**Task prompt**
Only the pictures are left out: repeat the rest of the entries exactly.

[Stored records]
============
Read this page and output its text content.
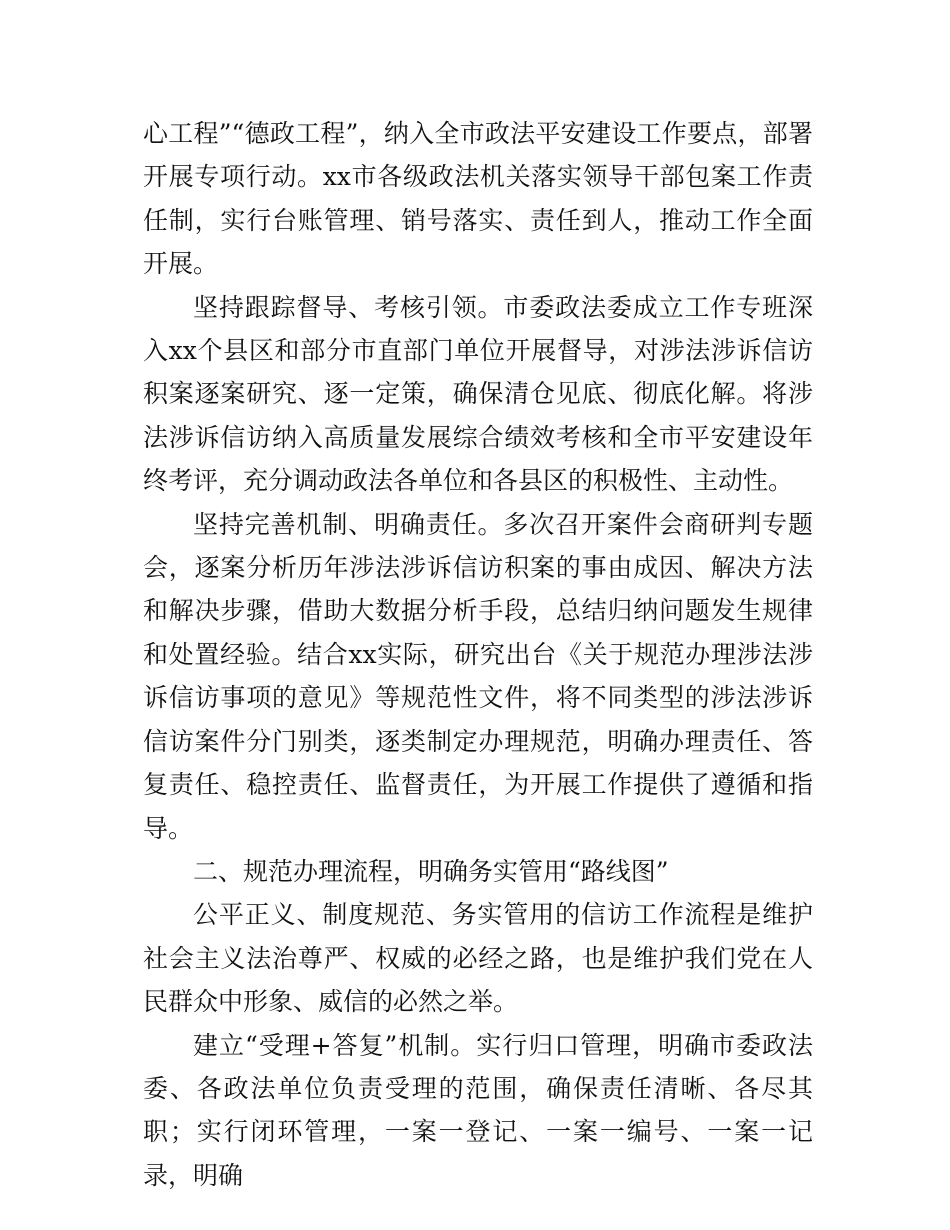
心工程”“德政工程”，纳入全市政法平安建设工作要点，部署开展专项行动。xx市各级政法机关落实领导干部包案工作责任制，实行台账管理、销号落实、责任到人，推动工作全面开展。

坚持跟踪督导、考核引领。市委政法委成立工作专班深入xx个县区和部分市直部门单位开展督导，对涉法涉诉信访积案逐案研究、逐一定策，确保清仓见底、彻底化解。将涉法涉诉信访纳入高质量发展综合绩效考核和全市平安建设年终考评，充分调动政法各单位和各县区的积极性、主动性。

坚持完善机制、明确责任。多次召开案件会商研判专题会，逐案分析历年涉法涉诉信访积案的事由成因、解决方法和解决步骤，借助大数据分析手段，总结归纳问题发生规律和处置经验。结合xx实际，研究出台《关于规范办理涉法涉诉信访事项的意见》等规范性文件，将不同类型的涉法涉诉信访案件分门别类，逐类制定办理规范，明确办理责任、答复责任、稳控责任、监督责任，为开展工作提供了遵循和指导。

二、规范办理流程，明确务实管用“路线图”

公平正义、制度规范、务实管用的信访工作流程是维护社会主义法治尊严、权威的必经之路，也是维护我们党在人民群众中形象、威信的必然之举。

建立“受理+答复”机制。实行归口管理，明确市委政法委、各政法单位负责受理的范围，确保责任清晰、各尽其职；实行闭环管理，一案一登记、一案一编号、一案一记录，明确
============
**Output of the exercise**
Read this page and output its text content.
心工程”“德政工程”，纳入全市政法平安建设工作要点，部署开展专项行动。xx市各级政法机关落实领导干部包案工作责任制，实行台账管理、销号落实、责任到人，推动工作全面开展。

坚持跟踪督导、考核引领。市委政法委成立工作专班深入xx个县区和部分市直部门单位开展督导，对涉法涉诉信访积案逐案研究、逐一定策，确保清仓见底、彻底化解。将涉法涉诉信访纳入高质量发展综合绩效考核和全市平安建设年终考评，充分调动政法各单位和各县区的积极性、主动性。

坚持完善机制、明确责任。多次召开案件会商研判专题会，逐案分析历年涉法涉诉信访积案的事由成因、解决方法和解决步骤，借助大数据分析手段，总结归纳问题发生规律和处置经验。结合xx实际，研究出台《关于规范办理涉法涉诉信访事项的意见》等规范性文件，将不同类型的涉法涉诉信访案件分门别类，逐类制定办理规范，明确办理责任、答复责任、稳控责任、监督责任，为开展工作提供了遵循和指导。

二、规范办理流程，明确务实管用“路线图”

公平正义、制度规范、务实管用的信访工作流程是维护社会主义法治尊严、权威的必经之路，也是维护我们党在人民群众中形象、威信的必然之举。

建立“受理+答复”机制。实行归口管理，明确市委政法委、各政法单位负责受理的范围，确保责任清晰、各尽其职；实行闭环管理，一案一登记、一案一编号、一案一记录，明确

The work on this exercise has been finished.